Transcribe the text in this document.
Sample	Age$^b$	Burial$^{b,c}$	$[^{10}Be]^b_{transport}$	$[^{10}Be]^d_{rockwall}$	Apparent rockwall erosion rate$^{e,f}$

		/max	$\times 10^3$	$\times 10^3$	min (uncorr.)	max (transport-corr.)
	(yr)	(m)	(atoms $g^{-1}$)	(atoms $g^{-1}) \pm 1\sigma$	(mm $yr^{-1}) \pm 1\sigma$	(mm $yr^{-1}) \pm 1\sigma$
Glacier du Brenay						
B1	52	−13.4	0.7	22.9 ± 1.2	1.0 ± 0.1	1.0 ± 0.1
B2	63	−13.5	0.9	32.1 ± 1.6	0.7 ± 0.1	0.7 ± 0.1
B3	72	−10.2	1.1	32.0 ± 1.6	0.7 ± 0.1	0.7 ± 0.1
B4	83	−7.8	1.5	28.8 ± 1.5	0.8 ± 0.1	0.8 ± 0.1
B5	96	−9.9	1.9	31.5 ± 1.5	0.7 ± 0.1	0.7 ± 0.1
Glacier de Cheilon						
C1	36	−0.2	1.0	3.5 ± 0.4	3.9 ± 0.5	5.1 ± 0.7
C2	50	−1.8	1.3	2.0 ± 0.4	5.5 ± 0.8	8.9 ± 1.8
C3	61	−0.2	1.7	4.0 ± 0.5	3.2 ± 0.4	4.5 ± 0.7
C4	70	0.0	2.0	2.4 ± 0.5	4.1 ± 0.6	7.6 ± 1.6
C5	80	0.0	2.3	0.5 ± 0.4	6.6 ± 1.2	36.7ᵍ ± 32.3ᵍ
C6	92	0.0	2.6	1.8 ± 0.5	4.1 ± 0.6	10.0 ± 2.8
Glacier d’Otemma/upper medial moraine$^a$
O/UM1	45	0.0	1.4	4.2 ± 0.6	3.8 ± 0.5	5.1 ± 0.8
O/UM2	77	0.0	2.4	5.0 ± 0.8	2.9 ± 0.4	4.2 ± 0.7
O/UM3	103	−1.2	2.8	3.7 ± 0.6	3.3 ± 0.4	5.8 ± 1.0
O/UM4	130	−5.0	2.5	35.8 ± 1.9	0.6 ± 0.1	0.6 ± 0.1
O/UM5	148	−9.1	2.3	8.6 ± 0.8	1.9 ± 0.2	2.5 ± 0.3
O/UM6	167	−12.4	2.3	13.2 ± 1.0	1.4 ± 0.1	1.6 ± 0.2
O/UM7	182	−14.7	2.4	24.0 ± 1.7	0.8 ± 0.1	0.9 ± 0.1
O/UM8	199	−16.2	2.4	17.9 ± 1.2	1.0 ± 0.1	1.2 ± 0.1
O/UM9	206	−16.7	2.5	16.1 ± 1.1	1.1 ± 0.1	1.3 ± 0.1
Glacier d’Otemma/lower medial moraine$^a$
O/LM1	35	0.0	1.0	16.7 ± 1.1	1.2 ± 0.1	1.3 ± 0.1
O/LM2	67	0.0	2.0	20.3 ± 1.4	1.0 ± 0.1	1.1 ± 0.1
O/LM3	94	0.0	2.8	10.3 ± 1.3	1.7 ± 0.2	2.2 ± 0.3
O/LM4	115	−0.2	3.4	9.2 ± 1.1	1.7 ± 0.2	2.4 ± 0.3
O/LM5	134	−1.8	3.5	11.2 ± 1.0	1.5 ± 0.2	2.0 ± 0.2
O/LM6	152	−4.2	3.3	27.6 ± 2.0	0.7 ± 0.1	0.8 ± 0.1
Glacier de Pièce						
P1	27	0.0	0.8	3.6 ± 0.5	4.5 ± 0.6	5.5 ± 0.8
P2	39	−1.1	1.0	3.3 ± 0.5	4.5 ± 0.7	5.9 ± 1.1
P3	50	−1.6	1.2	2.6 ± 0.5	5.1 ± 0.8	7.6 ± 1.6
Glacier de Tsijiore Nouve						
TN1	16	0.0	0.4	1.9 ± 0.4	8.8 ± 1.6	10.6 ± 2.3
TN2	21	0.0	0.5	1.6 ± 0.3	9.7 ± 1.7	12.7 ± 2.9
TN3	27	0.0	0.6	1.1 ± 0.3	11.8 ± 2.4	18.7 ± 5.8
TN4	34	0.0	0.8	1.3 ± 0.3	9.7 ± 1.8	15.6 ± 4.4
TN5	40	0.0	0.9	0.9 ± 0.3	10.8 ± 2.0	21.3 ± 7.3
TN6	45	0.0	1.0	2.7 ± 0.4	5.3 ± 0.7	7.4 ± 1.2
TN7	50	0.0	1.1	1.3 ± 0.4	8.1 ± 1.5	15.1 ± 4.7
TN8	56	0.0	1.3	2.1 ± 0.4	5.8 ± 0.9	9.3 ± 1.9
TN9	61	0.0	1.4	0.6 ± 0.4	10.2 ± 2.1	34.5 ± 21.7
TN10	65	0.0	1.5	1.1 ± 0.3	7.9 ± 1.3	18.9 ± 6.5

══════

• **Short exercise**: Write out the data again, exactly and in full.

• **Task answer**:
Transcribe the text in this document.
Sample	Age$^b$	Burial$^{b,c}$	$[^{10}Be]^b_{transport}$	$[^{10}Be]^d_{rockwall}$	Apparent rockwall erosion rate$^{e,f}$

		/max	$\times 10^3$	$\times 10^3$	min (uncorr.)	max (transport-corr.)
	(yr)	(m)	(atoms $g^{-1}$)	(atoms $g^{-1}) \pm 1\sigma$	(mm $yr^{-1}) \pm 1\sigma$	(mm $yr^{-1}) \pm 1\sigma$
Glacier du Brenay						
B1	52	−13.4	0.7	22.9 ± 1.2	1.0 ± 0.1	1.0 ± 0.1
B2	63	−13.5	0.9	32.1 ± 1.6	0.7 ± 0.1	0.7 ± 0.1
B3	72	−10.2	1.1	32.0 ± 1.6	0.7 ± 0.1	0.7 ± 0.1
B4	83	−7.8	1.5	28.8 ± 1.5	0.8 ± 0.1	0.8 ± 0.1
B5	96	−9.9	1.9	31.5 ± 1.5	0.7 ± 0.1	0.7 ± 0.1
Glacier de Cheilon						
C1	36	−0.2	1.0	3.5 ± 0.4	3.9 ± 0.5	5.1 ± 0.7
C2	50	−1.8	1.3	2.0 ± 0.4	5.5 ± 0.8	8.9 ± 1.8
C3	61	−0.2	1.7	4.0 ± 0.5	3.2 ± 0.4	4.5 ± 0.7
C4	70	0.0	2.0	2.4 ± 0.5	4.1 ± 0.6	7.6 ± 1.6
C5	80	0.0	2.3	0.5 ± 0.4	6.6 ± 1.2	36.7ᵍ ± 32.3ᵍ
C6	92	0.0	2.6	1.8 ± 0.5	4.1 ± 0.6	10.0 ± 2.8
Glacier d’Otemma/upper medial moraine$^a$
O/UM1	45	0.0	1.4	4.2 ± 0.6	3.8 ± 0.5	5.1 ± 0.8
O/UM2	77	0.0	2.4	5.0 ± 0.8	2.9 ± 0.4	4.2 ± 0.7
O/UM3	103	−1.2	2.8	3.7 ± 0.6	3.3 ± 0.4	5.8 ± 1.0
O/UM4	130	−5.0	2.5	35.8 ± 1.9	0.6 ± 0.1	0.6 ± 0.1
O/UM5	148	−9.1	2.3	8.6 ± 0.8	1.9 ± 0.2	2.5 ± 0.3
O/UM6	167	−12.4	2.3	13.2 ± 1.0	1.4 ± 0.1	1.6 ± 0.2
O/UM7	182	−14.7	2.4	24.0 ± 1.7	0.8 ± 0.1	0.9 ± 0.1
O/UM8	199	−16.2	2.4	17.9 ± 1.2	1.0 ± 0.1	1.2 ± 0.1
O/UM9	206	−16.7	2.5	16.1 ± 1.1	1.1 ± 0.1	1.3 ± 0.1
Glacier d’Otemma/lower medial moraine$^a$
O/LM1	35	0.0	1.0	16.7 ± 1.1	1.2 ± 0.1	1.3 ± 0.1
O/LM2	67	0.0	2.0	20.3 ± 1.4	1.0 ± 0.1	1.1 ± 0.1
O/LM3	94	0.0	2.8	10.3 ± 1.3	1.7 ± 0.2	2.2 ± 0.3
O/LM4	115	−0.2	3.4	9.2 ± 1.1	1.7 ± 0.2	2.4 ± 0.3
O/LM5	134	−1.8	3.5	11.2 ± 1.0	1.5 ± 0.2	2.0 ± 0.2
O/LM6	152	−4.2	3.3	27.6 ± 2.0	0.7 ± 0.1	0.8 ± 0.1
Glacier de Pièce						
P1	27	0.0	0.8	3.6 ± 0.5	4.5 ± 0.6	5.5 ± 0.8
P2	39	−1.1	1.0	3.3 ± 0.5	4.5 ± 0.7	5.9 ± 1.1
P3	50	−1.6	1.2	2.6 ± 0.5	5.1 ± 0.8	7.6 ± 1.6
Glacier de Tsijiore Nouve						
TN1	16	0.0	0.4	1.9 ± 0.4	8.8 ± 1.6	10.6 ± 2.3
TN2	21	0.0	0.5	1.6 ± 0.3	9.7 ± 1.7	12.7 ± 2.9
TN3	27	0.0	0.6	1.1 ± 0.3	11.8 ± 2.4	18.7 ± 5.8
TN4	34	0.0	0.8	1.3 ± 0.3	9.7 ± 1.8	15.6 ± 4.4
TN5	40	0.0	0.9	0.9 ± 0.3	10.8 ± 2.0	21.3 ± 7.3
TN6	45	0.0	1.0	2.7 ± 0.4	5.3 ± 0.7	7.4 ± 1.2
TN7	50	0.0	1.1	1.3 ± 0.4	8.1 ± 1.5	15.1 ± 4.7
TN8	56	0.0	1.3	2.1 ± 0.4	5.8 ± 0.9	9.3 ± 1.9
TN9	61	0.0	1.4	0.6 ± 0.4	10.2 ± 2.1	34.5 ± 21.7
TN10	65	0.0	1.5	1.1 ± 0.3	7.9 ± 1.3	18.9 ± 6.5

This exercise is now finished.